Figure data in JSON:

· · · · ·

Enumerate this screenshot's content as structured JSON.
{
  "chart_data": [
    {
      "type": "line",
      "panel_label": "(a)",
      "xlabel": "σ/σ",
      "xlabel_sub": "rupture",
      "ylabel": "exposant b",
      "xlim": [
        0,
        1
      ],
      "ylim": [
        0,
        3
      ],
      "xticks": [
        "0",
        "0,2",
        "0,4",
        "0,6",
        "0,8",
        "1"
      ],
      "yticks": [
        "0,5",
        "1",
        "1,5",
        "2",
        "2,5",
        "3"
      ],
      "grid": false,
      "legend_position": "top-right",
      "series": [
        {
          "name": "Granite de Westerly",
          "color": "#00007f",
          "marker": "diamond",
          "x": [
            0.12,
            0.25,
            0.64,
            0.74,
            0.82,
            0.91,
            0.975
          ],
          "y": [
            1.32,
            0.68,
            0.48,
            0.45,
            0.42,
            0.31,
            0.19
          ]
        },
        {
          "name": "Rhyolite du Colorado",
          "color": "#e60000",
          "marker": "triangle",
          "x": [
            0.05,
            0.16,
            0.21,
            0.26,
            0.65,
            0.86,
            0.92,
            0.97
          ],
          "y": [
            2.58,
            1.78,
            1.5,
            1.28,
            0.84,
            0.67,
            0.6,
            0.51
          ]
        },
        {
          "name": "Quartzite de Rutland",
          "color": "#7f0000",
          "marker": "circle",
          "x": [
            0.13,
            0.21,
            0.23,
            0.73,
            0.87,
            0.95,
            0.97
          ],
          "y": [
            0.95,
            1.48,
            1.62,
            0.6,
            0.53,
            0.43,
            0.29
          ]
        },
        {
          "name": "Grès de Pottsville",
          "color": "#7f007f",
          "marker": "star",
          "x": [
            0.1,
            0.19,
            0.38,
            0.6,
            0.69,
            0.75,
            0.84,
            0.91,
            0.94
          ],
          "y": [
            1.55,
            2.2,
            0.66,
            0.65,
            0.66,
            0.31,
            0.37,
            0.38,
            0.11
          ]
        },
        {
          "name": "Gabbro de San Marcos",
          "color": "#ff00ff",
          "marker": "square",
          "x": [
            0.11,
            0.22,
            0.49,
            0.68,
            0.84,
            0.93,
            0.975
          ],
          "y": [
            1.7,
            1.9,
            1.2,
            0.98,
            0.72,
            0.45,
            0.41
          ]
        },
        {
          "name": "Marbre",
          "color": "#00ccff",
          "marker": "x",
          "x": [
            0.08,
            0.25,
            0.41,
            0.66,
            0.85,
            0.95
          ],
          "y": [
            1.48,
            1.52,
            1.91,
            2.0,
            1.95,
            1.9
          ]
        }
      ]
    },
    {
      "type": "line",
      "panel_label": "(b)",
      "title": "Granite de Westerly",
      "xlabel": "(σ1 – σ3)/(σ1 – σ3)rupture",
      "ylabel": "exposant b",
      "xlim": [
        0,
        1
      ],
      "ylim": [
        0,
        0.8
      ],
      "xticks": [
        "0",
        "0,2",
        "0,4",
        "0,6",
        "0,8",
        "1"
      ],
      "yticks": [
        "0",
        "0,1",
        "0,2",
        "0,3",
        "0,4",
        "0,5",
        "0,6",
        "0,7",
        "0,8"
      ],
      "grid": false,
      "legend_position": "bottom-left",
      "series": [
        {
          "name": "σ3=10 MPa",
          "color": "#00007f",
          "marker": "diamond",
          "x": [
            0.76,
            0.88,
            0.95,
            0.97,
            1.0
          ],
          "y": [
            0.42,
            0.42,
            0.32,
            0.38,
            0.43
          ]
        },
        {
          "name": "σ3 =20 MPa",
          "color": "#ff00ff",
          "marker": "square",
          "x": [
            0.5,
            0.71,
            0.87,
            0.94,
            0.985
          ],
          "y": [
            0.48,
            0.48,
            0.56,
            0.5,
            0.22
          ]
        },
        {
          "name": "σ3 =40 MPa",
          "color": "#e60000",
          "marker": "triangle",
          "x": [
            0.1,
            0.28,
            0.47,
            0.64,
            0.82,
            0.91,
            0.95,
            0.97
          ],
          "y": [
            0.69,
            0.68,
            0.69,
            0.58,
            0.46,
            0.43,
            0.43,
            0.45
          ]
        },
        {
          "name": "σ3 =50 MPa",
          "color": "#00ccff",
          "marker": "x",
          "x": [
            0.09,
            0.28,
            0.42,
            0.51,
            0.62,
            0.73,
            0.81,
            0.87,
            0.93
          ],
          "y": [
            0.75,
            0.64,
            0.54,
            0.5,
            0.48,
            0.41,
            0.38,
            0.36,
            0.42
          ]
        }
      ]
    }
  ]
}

· · · · ·

◆ Exercise directions
Using the records above, copy each line that contains "rupture".

◆ Written solution
      "xlabel_sub": "rupture",
      "xlabel": "(σ1 – σ3)/(σ1 – σ3)rupture",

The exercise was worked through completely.